RECORDS FOR PROCESSING.

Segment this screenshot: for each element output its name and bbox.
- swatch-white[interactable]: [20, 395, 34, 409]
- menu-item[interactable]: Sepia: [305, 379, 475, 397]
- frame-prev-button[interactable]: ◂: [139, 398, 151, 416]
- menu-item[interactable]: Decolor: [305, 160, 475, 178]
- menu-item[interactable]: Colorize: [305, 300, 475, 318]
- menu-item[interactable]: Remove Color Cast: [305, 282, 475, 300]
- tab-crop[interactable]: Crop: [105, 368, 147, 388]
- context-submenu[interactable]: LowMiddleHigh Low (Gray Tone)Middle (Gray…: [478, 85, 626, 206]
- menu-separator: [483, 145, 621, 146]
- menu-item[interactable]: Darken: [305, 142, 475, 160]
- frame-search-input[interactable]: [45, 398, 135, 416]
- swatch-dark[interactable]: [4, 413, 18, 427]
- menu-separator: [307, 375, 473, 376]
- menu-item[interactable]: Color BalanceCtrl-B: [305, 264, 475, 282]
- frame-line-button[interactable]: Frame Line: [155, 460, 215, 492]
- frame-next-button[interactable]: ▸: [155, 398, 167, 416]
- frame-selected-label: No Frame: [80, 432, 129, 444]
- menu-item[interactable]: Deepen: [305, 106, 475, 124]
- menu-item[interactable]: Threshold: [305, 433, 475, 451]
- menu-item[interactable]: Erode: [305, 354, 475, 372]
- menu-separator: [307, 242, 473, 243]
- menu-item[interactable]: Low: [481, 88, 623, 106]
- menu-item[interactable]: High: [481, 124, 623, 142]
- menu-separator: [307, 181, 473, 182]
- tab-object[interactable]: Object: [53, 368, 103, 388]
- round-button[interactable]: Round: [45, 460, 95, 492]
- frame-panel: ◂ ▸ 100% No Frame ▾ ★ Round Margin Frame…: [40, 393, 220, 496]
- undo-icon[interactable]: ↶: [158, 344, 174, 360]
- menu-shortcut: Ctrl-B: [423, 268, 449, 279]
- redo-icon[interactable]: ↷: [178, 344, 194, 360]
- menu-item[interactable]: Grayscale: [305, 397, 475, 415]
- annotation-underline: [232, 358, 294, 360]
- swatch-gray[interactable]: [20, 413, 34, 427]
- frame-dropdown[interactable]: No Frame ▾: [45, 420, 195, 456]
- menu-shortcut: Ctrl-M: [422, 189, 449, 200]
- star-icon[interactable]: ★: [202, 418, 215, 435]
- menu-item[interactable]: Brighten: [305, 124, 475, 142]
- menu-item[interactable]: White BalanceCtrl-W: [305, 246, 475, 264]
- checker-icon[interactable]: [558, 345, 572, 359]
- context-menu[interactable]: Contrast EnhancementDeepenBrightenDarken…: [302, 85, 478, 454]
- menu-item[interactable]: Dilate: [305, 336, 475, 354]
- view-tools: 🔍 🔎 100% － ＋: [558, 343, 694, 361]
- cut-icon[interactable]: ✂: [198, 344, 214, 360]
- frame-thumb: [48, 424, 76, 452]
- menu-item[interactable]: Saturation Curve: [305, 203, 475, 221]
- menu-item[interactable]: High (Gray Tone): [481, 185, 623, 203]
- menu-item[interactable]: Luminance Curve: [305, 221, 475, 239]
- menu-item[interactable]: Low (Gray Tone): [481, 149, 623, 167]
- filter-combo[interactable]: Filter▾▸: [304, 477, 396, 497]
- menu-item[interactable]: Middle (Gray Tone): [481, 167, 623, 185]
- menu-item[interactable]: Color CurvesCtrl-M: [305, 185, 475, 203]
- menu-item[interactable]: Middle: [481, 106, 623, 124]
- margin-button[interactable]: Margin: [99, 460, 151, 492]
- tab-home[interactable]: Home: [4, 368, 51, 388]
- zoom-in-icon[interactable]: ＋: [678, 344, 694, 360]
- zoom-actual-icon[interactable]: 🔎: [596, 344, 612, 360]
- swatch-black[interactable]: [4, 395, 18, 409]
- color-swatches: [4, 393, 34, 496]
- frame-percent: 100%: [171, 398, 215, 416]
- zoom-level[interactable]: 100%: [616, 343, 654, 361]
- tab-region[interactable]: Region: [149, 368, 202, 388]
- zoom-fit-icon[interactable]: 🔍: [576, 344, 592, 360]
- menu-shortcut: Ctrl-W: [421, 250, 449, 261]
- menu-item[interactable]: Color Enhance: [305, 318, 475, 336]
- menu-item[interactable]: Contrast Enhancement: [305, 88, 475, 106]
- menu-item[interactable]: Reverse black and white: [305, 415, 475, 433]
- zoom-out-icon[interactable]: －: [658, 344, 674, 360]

DIRECTIONS FOR THIS TASK.
Count the lines in the data above that contain the string "black". Reply with the number alone.

TASK RESULT.
2